**GIVEN TASK**.
Tally every line featuring "value", then give that tally alone.

(Collected data entries)
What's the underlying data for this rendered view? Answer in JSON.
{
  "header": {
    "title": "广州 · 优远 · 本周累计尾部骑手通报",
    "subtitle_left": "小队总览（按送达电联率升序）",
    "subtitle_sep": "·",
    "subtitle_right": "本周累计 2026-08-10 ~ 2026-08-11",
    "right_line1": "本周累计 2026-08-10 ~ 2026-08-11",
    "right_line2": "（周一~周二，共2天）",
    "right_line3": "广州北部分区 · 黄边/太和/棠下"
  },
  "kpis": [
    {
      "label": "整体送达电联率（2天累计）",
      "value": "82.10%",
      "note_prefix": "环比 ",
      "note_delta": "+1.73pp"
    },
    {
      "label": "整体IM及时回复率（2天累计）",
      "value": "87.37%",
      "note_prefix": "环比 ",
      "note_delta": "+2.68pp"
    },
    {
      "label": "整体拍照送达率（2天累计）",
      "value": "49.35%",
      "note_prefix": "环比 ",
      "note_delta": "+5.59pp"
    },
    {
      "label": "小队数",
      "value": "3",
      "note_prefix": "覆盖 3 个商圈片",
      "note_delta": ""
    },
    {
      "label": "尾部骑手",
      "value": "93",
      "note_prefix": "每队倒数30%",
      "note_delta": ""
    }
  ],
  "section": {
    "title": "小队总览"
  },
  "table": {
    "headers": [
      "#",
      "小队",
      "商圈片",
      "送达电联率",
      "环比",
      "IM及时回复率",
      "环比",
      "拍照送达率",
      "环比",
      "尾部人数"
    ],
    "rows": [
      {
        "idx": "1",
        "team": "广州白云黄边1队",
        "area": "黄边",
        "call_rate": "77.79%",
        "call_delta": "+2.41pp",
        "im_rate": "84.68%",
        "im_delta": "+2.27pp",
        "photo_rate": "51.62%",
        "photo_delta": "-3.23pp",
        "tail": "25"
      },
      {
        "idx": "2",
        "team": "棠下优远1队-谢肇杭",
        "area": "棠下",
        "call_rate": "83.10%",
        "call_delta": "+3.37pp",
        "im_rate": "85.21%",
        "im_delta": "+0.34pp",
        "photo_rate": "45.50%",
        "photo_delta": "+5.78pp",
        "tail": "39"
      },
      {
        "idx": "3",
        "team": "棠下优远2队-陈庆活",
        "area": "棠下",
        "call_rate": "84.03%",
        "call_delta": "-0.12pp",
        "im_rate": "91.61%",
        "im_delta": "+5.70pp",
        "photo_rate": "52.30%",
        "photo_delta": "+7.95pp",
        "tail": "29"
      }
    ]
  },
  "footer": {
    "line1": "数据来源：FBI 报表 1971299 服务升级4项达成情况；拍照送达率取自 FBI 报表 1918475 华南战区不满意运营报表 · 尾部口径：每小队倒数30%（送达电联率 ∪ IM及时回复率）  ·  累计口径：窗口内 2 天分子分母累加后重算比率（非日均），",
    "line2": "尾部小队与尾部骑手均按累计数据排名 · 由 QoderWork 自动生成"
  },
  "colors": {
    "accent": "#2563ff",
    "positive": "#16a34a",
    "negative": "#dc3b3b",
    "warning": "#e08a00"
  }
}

**RESPONSE TO THE EXERCISE**.
5